- [TASK STATEMENT]:
The entries below should be given again exactly, minus their pictures.

--------------------------------

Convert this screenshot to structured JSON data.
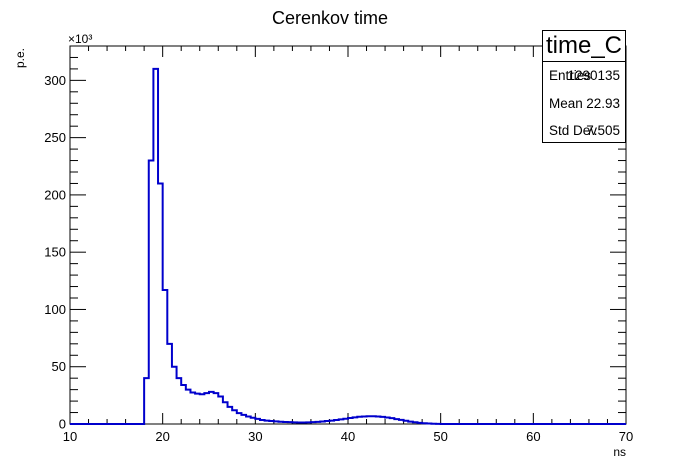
{
  "chart_data": {
    "type": "histogram",
    "title": "Cerenkov time",
    "xlabel": "ns",
    "ylabel": "p.e.",
    "y_multiplier_label": "×10³",
    "xlim": [
      10,
      70
    ],
    "ylim": [
      0,
      330
    ],
    "y_unit_scale": 1000,
    "grid": false,
    "line_color": "#0000cc",
    "x_ticks": [
      10,
      20,
      30,
      40,
      50,
      60,
      70
    ],
    "y_ticks": [
      0,
      50,
      100,
      150,
      200,
      250,
      300
    ],
    "bin_edges_start": 17.5,
    "bin_width": 0.5,
    "values": [
      0,
      40,
      230,
      310,
      210,
      117,
      70,
      50,
      40,
      34,
      30,
      27.5,
      26.5,
      26,
      27,
      28,
      27,
      24,
      19,
      15,
      12,
      9.5,
      8,
      6.5,
      5.5,
      4.5,
      3.5,
      3,
      2.6,
      2.3,
      2,
      1.8,
      1.6,
      1.4,
      1.3,
      1.3,
      1.4,
      1.6,
      1.9,
      2.2,
      2.6,
      3,
      3.5,
      4,
      4.6,
      5.2,
      5.8,
      6.3,
      6.6,
      6.8,
      6.8,
      6.6,
      6.2,
      5.7,
      5.1,
      4.3,
      3.6,
      2.8,
      2.1,
      1.5,
      1,
      0.7,
      0.4,
      0.2,
      0.1,
      0
    ]
  },
  "stats": {
    "name": "time_C",
    "rows": [
      {
        "label": "Entries",
        "value": "1290135"
      },
      {
        "label": "Mean",
        "value": "22.93"
      },
      {
        "label": "Std Dev",
        "value": "7.505"
      }
    ]
  }
}
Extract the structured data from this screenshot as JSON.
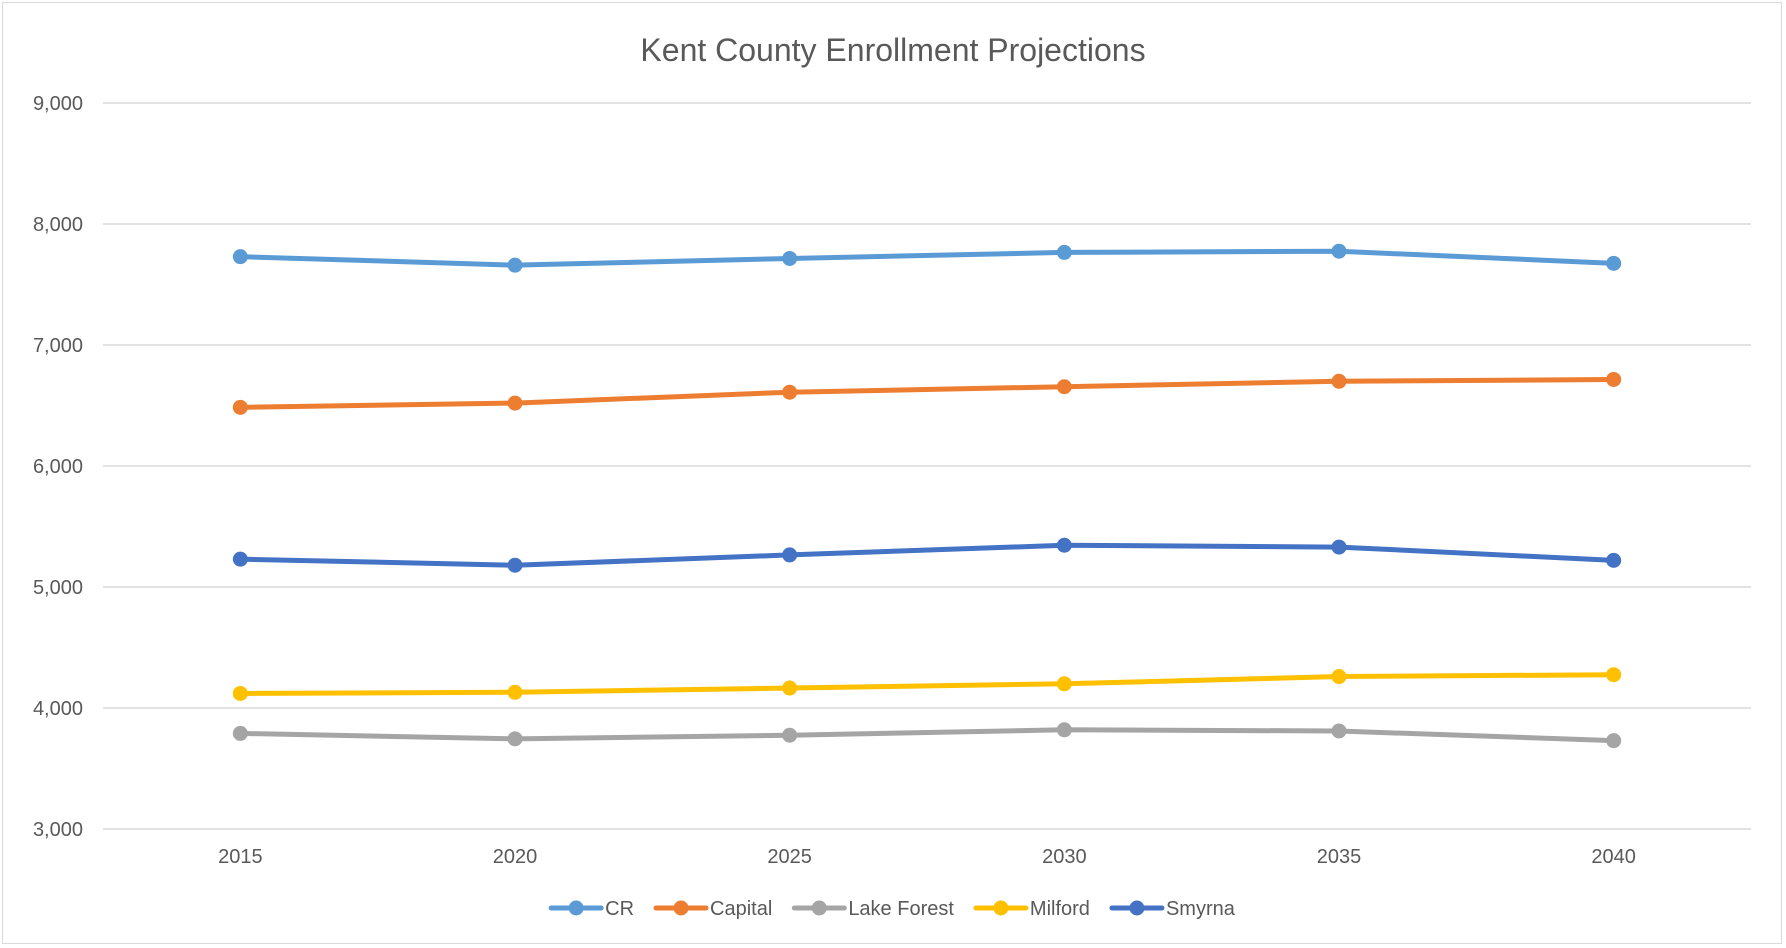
{
  "chart_data": {
    "type": "line",
    "title": "Kent County Enrollment Projections",
    "xlabel": "",
    "ylabel": "",
    "categories": [
      "2015",
      "2020",
      "2025",
      "2030",
      "2035",
      "2040"
    ],
    "ylim": [
      3000,
      9000
    ],
    "yticks": [
      3000,
      4000,
      5000,
      6000,
      7000,
      8000,
      9000
    ],
    "ytick_labels": [
      "3,000",
      "4,000",
      "5,000",
      "6,000",
      "7,000",
      "8,000",
      "9,000"
    ],
    "grid": true,
    "legend_position": "bottom",
    "series": [
      {
        "name": "CR",
        "color": "#5b9bd5",
        "values": [
          7730,
          7660,
          7715,
          7765,
          7775,
          7675
        ]
      },
      {
        "name": "Capital",
        "color": "#ed7d31",
        "values": [
          6485,
          6520,
          6610,
          6655,
          6700,
          6715
        ]
      },
      {
        "name": "Lake Forest",
        "color": "#a5a5a5",
        "values": [
          3790,
          3745,
          3775,
          3820,
          3810,
          3730
        ]
      },
      {
        "name": "Milford",
        "color": "#ffc000",
        "values": [
          4120,
          4130,
          4165,
          4200,
          4260,
          4275
        ]
      },
      {
        "name": "Smyrna",
        "color": "#4472c4",
        "values": [
          5230,
          5180,
          5265,
          5345,
          5330,
          5220
        ]
      }
    ]
  }
}
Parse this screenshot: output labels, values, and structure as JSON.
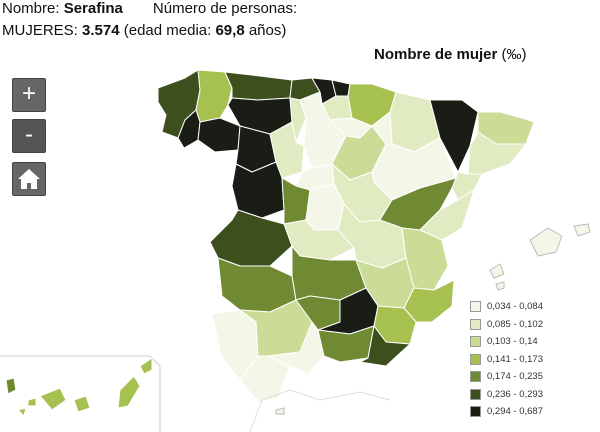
{
  "info": {
    "name_label": "Nombre:",
    "name_value": "Serafina",
    "count_label": "Número de personas:",
    "women_label": "MUJERES:",
    "women_value": "3.574",
    "age_prefix": "(edad media:",
    "age_value": "69,8",
    "age_suffix": "años)"
  },
  "map_title": "Nombre de mujer",
  "map_unit": "(‰)",
  "controls": {
    "zoom_in": "+",
    "zoom_out": "-",
    "home_icon": "house-icon"
  },
  "legend": [
    {
      "label": "0,034 - 0,084",
      "color": "#f4f7e8"
    },
    {
      "label": "0,085 - 0,102",
      "color": "#e1ebc2"
    },
    {
      "label": "0,103 - 0,14",
      "color": "#cbdc96"
    },
    {
      "label": "0,141 - 0,173",
      "color": "#a7c150"
    },
    {
      "label": "0,174 - 0,235",
      "color": "#6f8a32"
    },
    {
      "label": "0,236 - 0,293",
      "color": "#3e4f1e"
    },
    {
      "label": "0,294 - 0,687",
      "color": "#1a1d15"
    }
  ]
}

--------------------------------

- [WORKED SOLUTION]:
Convert this screenshot to structured JSON data.
{
  "chart_data": {
    "type": "histogram",
    "title": "Cerenkov time",
    "xlabel": "ns",
    "ylabel": "p.e.",
    "y_multiplier_label": "×10³",
    "xlim": [
      10,
      70
    ],
    "ylim": [
      0,
      330
    ],
    "y_unit_scale": 1000,
    "grid": false,
    "line_color": "#0000cc",
    "x_ticks": [
      10,
      20,
      30,
      40,
      50,
      60,
      70
    ],
    "y_ticks": [
      0,
      50,
      100,
      150,
      200,
      250,
      300
    ],
    "bin_edges_start": 17.5,
    "bin_width": 0.5,
    "values": [
      0,
      40,
      230,
      310,
      210,
      117,
      70,
      50,
      40,
      34,
      30,
      27.5,
      26.5,
      26,
      27,
      28,
      27,
      24,
      19,
      15,
      12,
      9.5,
      8,
      6.5,
      5.5,
      4.5,
      3.5,
      3,
      2.6,
      2.3,
      2,
      1.8,
      1.6,
      1.4,
      1.3,
      1.3,
      1.4,
      1.6,
      1.9,
      2.2,
      2.6,
      3,
      3.5,
      4,
      4.6,
      5.2,
      5.8,
      6.3,
      6.6,
      6.8,
      6.8,
      6.6,
      6.2,
      5.7,
      5.1,
      4.3,
      3.6,
      2.8,
      2.1,
      1.5,
      1,
      0.7,
      0.4,
      0.2,
      0.1,
      0
    ]
  },
  "stats": {
    "name": "time_C",
    "rows": [
      {
        "label": "Entries",
        "value": "1290135"
      },
      {
        "label": "Mean",
        "value": "22.93"
      },
      {
        "label": "Std Dev",
        "value": "7.505"
      }
    ]
  }
}
Extract the structured data from this screenshot as JSON.
{
  "chart_data": {
    "type": "line",
    "title": "Kent County Enrollment Projections",
    "xlabel": "",
    "ylabel": "",
    "categories": [
      "2015",
      "2020",
      "2025",
      "2030",
      "2035",
      "2040"
    ],
    "ylim": [
      3000,
      9000
    ],
    "yticks": [
      3000,
      4000,
      5000,
      6000,
      7000,
      8000,
      9000
    ],
    "ytick_labels": [
      "3,000",
      "4,000",
      "5,000",
      "6,000",
      "7,000",
      "8,000",
      "9,000"
    ],
    "grid": true,
    "legend_position": "bottom",
    "series": [
      {
        "name": "CR",
        "color": "#5b9bd5",
        "values": [
          7730,
          7660,
          7715,
          7765,
          7775,
          7675
        ]
      },
      {
        "name": "Capital",
        "color": "#ed7d31",
        "values": [
          6485,
          6520,
          6610,
          6655,
          6700,
          6715
        ]
      },
      {
        "name": "Lake Forest",
        "color": "#a5a5a5",
        "values": [
          3790,
          3745,
          3775,
          3820,
          3810,
          3730
        ]
      },
      {
        "name": "Milford",
        "color": "#ffc000",
        "values": [
          4120,
          4130,
          4165,
          4200,
          4260,
          4275
        ]
      },
      {
        "name": "Smyrna",
        "color": "#4472c4",
        "values": [
          5230,
          5180,
          5265,
          5345,
          5330,
          5220
        ]
      }
    ]
  }
}
Parse this screenshot: output labels, values, and structure as JSON.
{
  "info": {
    "name_label": "Nombre:",
    "name_value": "Serafina",
    "count_label": "Número de personas:",
    "women_label": "MUJERES:",
    "women_value": "3.574",
    "age_prefix": "(edad media:",
    "age_value": "69,8",
    "age_suffix": "años)"
  },
  "map_title": "Nombre de mujer",
  "map_unit": "(‰)",
  "controls": {
    "zoom_in": "+",
    "zoom_out": "-",
    "home_icon": "house-icon"
  },
  "legend": [
    {
      "label": "0,034 - 0,084",
      "color": "#f4f7e8"
    },
    {
      "label": "0,085 - 0,102",
      "color": "#e1ebc2"
    },
    {
      "label": "0,103 - 0,14",
      "color": "#cbdc96"
    },
    {
      "label": "0,141 - 0,173",
      "color": "#a7c150"
    },
    {
      "label": "0,174 - 0,235",
      "color": "#6f8a32"
    },
    {
      "label": "0,236 - 0,293",
      "color": "#3e4f1e"
    },
    {
      "label": "0,294 - 0,687",
      "color": "#1a1d15"
    }
  ]
}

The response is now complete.